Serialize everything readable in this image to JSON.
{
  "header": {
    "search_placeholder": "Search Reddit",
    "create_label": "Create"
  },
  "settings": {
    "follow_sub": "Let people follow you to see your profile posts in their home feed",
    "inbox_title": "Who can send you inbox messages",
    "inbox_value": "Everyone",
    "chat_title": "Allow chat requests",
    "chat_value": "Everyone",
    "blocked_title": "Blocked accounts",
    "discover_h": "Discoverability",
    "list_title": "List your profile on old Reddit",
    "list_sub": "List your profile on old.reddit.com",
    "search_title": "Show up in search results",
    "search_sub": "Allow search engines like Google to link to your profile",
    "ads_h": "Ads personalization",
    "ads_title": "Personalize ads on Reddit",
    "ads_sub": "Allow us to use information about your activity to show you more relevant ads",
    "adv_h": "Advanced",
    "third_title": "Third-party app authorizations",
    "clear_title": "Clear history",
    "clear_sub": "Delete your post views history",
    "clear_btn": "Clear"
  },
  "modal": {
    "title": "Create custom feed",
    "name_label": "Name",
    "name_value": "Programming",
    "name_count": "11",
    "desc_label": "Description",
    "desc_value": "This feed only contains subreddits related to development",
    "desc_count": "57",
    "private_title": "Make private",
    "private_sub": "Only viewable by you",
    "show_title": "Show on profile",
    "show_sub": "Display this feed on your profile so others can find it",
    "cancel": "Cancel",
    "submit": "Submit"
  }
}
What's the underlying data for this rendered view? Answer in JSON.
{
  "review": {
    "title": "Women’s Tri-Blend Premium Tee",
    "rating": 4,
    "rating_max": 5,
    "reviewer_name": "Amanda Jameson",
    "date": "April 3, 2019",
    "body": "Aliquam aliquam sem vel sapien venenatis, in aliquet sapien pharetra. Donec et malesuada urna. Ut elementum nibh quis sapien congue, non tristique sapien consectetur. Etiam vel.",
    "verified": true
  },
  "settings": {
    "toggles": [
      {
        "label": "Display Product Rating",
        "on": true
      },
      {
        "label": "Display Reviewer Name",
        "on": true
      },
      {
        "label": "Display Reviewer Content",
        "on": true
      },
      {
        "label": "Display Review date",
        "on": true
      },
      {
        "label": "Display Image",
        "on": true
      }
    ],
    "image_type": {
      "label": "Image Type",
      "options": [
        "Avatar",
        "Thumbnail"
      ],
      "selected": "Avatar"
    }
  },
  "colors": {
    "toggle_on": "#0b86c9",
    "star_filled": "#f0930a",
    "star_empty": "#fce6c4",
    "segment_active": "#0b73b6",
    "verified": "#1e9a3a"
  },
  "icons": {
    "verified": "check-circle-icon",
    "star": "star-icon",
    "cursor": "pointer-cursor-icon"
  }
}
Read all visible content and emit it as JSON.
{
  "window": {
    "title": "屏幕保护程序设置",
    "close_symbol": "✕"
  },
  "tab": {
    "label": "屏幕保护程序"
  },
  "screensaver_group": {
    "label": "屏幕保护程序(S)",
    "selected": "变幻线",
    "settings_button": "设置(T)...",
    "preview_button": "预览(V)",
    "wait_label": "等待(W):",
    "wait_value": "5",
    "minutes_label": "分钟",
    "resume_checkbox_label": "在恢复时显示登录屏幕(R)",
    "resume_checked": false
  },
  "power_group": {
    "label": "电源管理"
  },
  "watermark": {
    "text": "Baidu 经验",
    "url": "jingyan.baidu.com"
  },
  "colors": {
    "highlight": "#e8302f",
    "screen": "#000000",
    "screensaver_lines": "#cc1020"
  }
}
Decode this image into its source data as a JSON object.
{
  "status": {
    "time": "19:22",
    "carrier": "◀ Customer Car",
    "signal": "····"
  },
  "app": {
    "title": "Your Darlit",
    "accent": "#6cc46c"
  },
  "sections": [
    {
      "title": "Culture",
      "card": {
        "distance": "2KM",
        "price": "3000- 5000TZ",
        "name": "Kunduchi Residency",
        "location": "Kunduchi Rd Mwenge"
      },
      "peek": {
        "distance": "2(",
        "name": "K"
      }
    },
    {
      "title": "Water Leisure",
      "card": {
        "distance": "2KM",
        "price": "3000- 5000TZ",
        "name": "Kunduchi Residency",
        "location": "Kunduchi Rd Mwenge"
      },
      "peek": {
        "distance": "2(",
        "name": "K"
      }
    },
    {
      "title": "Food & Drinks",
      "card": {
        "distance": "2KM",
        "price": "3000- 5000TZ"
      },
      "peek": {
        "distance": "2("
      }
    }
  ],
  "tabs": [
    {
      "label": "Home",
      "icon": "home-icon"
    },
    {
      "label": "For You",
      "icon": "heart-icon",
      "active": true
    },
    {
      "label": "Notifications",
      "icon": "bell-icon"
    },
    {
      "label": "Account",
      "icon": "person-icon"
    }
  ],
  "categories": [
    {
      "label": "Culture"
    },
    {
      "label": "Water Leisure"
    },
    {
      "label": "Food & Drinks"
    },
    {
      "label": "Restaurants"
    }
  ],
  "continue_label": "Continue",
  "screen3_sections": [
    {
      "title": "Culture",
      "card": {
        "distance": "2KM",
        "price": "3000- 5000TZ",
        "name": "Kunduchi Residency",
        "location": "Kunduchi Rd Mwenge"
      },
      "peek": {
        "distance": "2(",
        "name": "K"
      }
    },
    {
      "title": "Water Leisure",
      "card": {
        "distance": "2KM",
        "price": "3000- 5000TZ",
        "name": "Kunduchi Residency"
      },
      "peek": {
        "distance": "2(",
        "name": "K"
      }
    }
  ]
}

-------------------------

**SET EXERCISE:** Copy each line of the data above without altering a single character.

**EXERCISE RESULT:**
Serialize everything readable in this image to JSON.
{
  "header": {
    "search_placeholder": "Search Reddit",
    "create_label": "Create"
  },
  "settings": {
    "follow_sub": "Let people follow you to see your profile posts in their home feed",
    "inbox_title": "Who can send you inbox messages",
    "inbox_value": "Everyone",
    "chat_title": "Allow chat requests",
    "chat_value": "Everyone",
    "blocked_title": "Blocked accounts",
    "discover_h": "Discoverability",
    "list_title": "List your profile on old Reddit",
    "list_sub": "List your profile on old.reddit.com",
    "search_title": "Show up in search results",
    "search_sub": "Allow search engines like Google to link to your profile",
    "ads_h": "Ads personalization",
    "ads_title": "Personalize ads on Reddit",
    "ads_sub": "Allow us to use information about your activity to show you more relevant ads",
    "adv_h": "Advanced",
    "third_title": "Third-party app authorizations",
    "clear_title": "Clear history",
    "clear_sub": "Delete your post views history",
    "clear_btn": "Clear"
  },
  "modal": {
    "title": "Create custom feed",
    "name_label": "Name",
    "name_value": "Programming",
    "name_count": "11",
    "desc_label": "Description",
    "desc_value": "This feed only contains subreddits related to development",
    "desc_count": "57",
    "private_title": "Make private",
    "private_sub": "Only viewable by you",
    "show_title": "Show on profile",
    "show_sub": "Display this feed on your profile so others can find it",
    "cancel": "Cancel",
    "submit": "Submit"
  }
}
What's the underlying data for this rendered view? Answer in JSON.
{
  "review": {
    "title": "Women’s Tri-Blend Premium Tee",
    "rating": 4,
    "rating_max": 5,
    "reviewer_name": "Amanda Jameson",
    "date": "April 3, 2019",
    "body": "Aliquam aliquam sem vel sapien venenatis, in aliquet sapien pharetra. Donec et malesuada urna. Ut elementum nibh quis sapien congue, non tristique sapien consectetur. Etiam vel.",
    "verified": true
  },
  "settings": {
    "toggles": [
      {
        "label": "Display Product Rating",
        "on": true
      },
      {
        "label": "Display Reviewer Name",
        "on": true
      },
      {
        "label": "Display Reviewer Content",
        "on": true
      },
      {
        "label": "Display Review date",
        "on": true
      },
      {
        "label": "Display Image",
        "on": true
      }
    ],
    "image_type": {
      "label": "Image Type",
      "options": [
        "Avatar",
        "Thumbnail"
      ],
      "selected": "Avatar"
    }
  },
  "colors": {
    "toggle_on": "#0b86c9",
    "star_filled": "#f0930a",
    "star_empty": "#fce6c4",
    "segment_active": "#0b73b6",
    "verified": "#1e9a3a"
  },
  "icons": {
    "verified": "check-circle-icon",
    "star": "star-icon",
    "cursor": "pointer-cursor-icon"
  }
}
Read all visible content and emit it as JSON.
{
  "window": {
    "title": "屏幕保护程序设置",
    "close_symbol": "✕"
  },
  "tab": {
    "label": "屏幕保护程序"
  },
  "screensaver_group": {
    "label": "屏幕保护程序(S)",
    "selected": "变幻线",
    "settings_button": "设置(T)...",
    "preview_button": "预览(V)",
    "wait_label": "等待(W):",
    "wait_value": "5",
    "minutes_label": "分钟",
    "resume_checkbox_label": "在恢复时显示登录屏幕(R)",
    "resume_checked": false
  },
  "power_group": {
    "label": "电源管理"
  },
  "watermark": {
    "text": "Baidu 经验",
    "url": "jingyan.baidu.com"
  },
  "colors": {
    "highlight": "#e8302f",
    "screen": "#000000",
    "screensaver_lines": "#cc1020"
  }
}
Decode this image into its source data as a JSON object.
{
  "status": {
    "time": "19:22",
    "carrier": "◀ Customer Car",
    "signal": "····"
  },
  "app": {
    "title": "Your Darlit",
    "accent": "#6cc46c"
  },
  "sections": [
    {
      "title": "Culture",
      "card": {
        "distance": "2KM",
        "price": "3000- 5000TZ",
        "name": "Kunduchi Residency",
        "location": "Kunduchi Rd Mwenge"
      },
      "peek": {
        "distance": "2(",
        "name": "K"
      }
    },
    {
      "title": "Water Leisure",
      "card": {
        "distance": "2KM",
        "price": "3000- 5000TZ",
        "name": "Kunduchi Residency",
        "location": "Kunduchi Rd Mwenge"
      },
      "peek": {
        "distance": "2(",
        "name": "K"
      }
    },
    {
      "title": "Food & Drinks",
      "card": {
        "distance": "2KM",
        "price": "3000- 5000TZ"
      },
      "peek": {
        "distance": "2("
      }
    }
  ],
  "tabs": [
    {
      "label": "Home",
      "icon": "home-icon"
    },
    {
      "label": "For You",
      "icon": "heart-icon",
      "active": true
    },
    {
      "label": "Notifications",
      "icon": "bell-icon"
    },
    {
      "label": "Account",
      "icon": "person-icon"
    }
  ],
  "categories": [
    {
      "label": "Culture"
    },
    {
      "label": "Water Leisure"
    },
    {
      "label": "Food & Drinks"
    },
    {
      "label": "Restaurants"
    }
  ],
  "continue_label": "Continue",
  "screen3_sections": [
    {
      "title": "Culture",
      "card": {
        "distance": "2KM",
        "price": "3000- 5000TZ",
        "name": "Kunduchi Residency",
        "location": "Kunduchi Rd Mwenge"
      },
      "peek": {
        "distance": "2(",
        "name": "K"
      }
    },
    {
      "title": "Water Leisure",
      "card": {
        "distance": "2KM",
        "price": "3000- 5000TZ",
        "name": "Kunduchi Residency"
      },
      "peek": {
        "distance": "2(",
        "name": "K"
      }
    }
  ]
}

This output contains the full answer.